## BEGIN MATERIAL SUPPLIED

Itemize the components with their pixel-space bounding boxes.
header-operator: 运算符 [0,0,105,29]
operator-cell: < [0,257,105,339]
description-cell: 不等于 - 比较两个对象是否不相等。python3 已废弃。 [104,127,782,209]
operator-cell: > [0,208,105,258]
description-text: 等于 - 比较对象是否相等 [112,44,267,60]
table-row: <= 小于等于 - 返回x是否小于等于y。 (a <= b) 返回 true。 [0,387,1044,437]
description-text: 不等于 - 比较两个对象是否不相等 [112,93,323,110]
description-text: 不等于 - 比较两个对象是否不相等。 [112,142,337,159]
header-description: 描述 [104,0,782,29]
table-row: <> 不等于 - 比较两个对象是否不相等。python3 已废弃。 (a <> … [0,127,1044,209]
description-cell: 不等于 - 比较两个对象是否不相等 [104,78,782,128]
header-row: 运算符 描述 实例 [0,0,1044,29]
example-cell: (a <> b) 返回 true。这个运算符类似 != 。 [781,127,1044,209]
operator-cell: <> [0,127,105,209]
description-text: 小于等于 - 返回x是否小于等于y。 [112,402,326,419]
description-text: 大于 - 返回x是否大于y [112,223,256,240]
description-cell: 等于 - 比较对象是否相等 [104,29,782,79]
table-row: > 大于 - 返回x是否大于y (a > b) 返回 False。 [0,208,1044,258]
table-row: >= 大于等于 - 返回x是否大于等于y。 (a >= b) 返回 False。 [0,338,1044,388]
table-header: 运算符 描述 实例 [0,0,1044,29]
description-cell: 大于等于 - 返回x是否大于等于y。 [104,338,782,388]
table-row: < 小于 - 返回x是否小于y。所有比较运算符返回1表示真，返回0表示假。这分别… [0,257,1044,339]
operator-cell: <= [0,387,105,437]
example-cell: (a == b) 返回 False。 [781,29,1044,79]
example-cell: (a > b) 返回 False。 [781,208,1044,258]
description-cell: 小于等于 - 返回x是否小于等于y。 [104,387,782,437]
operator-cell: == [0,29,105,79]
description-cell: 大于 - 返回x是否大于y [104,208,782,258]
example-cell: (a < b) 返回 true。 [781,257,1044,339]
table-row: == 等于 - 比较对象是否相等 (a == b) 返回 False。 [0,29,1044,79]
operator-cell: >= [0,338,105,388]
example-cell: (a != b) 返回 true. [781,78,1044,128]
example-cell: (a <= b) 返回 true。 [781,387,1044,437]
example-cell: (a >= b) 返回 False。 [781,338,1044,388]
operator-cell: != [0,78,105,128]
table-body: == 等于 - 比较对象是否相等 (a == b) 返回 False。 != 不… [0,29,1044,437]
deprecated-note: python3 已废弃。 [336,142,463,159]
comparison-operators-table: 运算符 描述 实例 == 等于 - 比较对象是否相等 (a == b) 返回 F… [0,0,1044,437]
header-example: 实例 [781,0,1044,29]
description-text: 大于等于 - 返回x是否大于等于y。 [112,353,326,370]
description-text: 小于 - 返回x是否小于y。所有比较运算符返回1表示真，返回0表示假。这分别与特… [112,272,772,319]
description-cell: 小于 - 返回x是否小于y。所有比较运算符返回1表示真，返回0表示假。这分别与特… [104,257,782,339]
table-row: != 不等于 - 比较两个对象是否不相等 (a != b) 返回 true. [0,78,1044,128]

## END MATERIAL SUPPLIED

» **TASK INSTRUCTIONS**
Edit every row so that "operator-cell" becomes "symbol-cell", and leave the rest of each row untouched.

» **ANSWER TO THIS EXERCISE**
Itemize the components with their pixel-space bounding boxes.
header-operator: 运算符 [0,0,105,29]
symbol-cell: < [0,257,105,339]
description-cell: 不等于 - 比较两个对象是否不相等。python3 已废弃。 [104,127,782,209]
symbol-cell: > [0,208,105,258]
description-text: 等于 - 比较对象是否相等 [112,44,267,60]
table-row: <= 小于等于 - 返回x是否小于等于y。 (a <= b) 返回 true。 [0,387,1044,437]
description-text: 不等于 - 比较两个对象是否不相等 [112,93,323,110]
description-text: 不等于 - 比较两个对象是否不相等。 [112,142,337,159]
header-description: 描述 [104,0,782,29]
table-row: <> 不等于 - 比较两个对象是否不相等。python3 已废弃。 (a <> … [0,127,1044,209]
description-cell: 不等于 - 比较两个对象是否不相等 [104,78,782,128]
header-row: 运算符 描述 实例 [0,0,1044,29]
example-cell: (a <> b) 返回 true。这个运算符类似 != 。 [781,127,1044,209]
symbol-cell: <> [0,127,105,209]
description-text: 小于等于 - 返回x是否小于等于y。 [112,402,326,419]
description-text: 大于 - 返回x是否大于y [112,223,256,240]
description-cell: 等于 - 比较对象是否相等 [104,29,782,79]
table-row: > 大于 - 返回x是否大于y (a > b) 返回 False。 [0,208,1044,258]
table-row: >= 大于等于 - 返回x是否大于等于y。 (a >= b) 返回 False。 [0,338,1044,388]
table-header: 运算符 描述 实例 [0,0,1044,29]
description-cell: 大于等于 - 返回x是否大于等于y。 [104,338,782,388]
table-row: < 小于 - 返回x是否小于y。所有比较运算符返回1表示真，返回0表示假。这分别… [0,257,1044,339]
symbol-cell: <= [0,387,105,437]
example-cell: (a == b) 返回 False。 [781,29,1044,79]
example-cell: (a > b) 返回 False。 [781,208,1044,258]
description-cell: 小于等于 - 返回x是否小于等于y。 [104,387,782,437]
symbol-cell: == [0,29,105,79]
description-cell: 大于 - 返回x是否大于y [104,208,782,258]
example-cell: (a < b) 返回 true。 [781,257,1044,339]
table-row: == 等于 - 比较对象是否相等 (a == b) 返回 False。 [0,29,1044,79]
symbol-cell: >= [0,338,105,388]
example-cell: (a != b) 返回 true. [781,78,1044,128]
example-cell: (a <= b) 返回 true。 [781,387,1044,437]
example-cell: (a >= b) 返回 False。 [781,338,1044,388]
symbol-cell: != [0,78,105,128]
table-body: == 等于 - 比较对象是否相等 (a == b) 返回 False。 != 不… [0,29,1044,437]
deprecated-note: python3 已废弃。 [336,142,463,159]
comparison-operators-table: 运算符 描述 实例 == 等于 - 比较对象是否相等 (a == b) 返回 F… [0,0,1044,437]
header-example: 实例 [781,0,1044,29]
description-text: 大于等于 - 返回x是否大于等于y。 [112,353,326,370]
description-text: 小于 - 返回x是否小于y。所有比较运算符返回1表示真，返回0表示假。这分别与特… [112,272,772,319]
description-cell: 小于 - 返回x是否小于y。所有比较运算符返回1表示真，返回0表示假。这分别与特… [104,257,782,339]
table-row: != 不等于 - 比较两个对象是否不相等 (a != b) 返回 true. [0,78,1044,128]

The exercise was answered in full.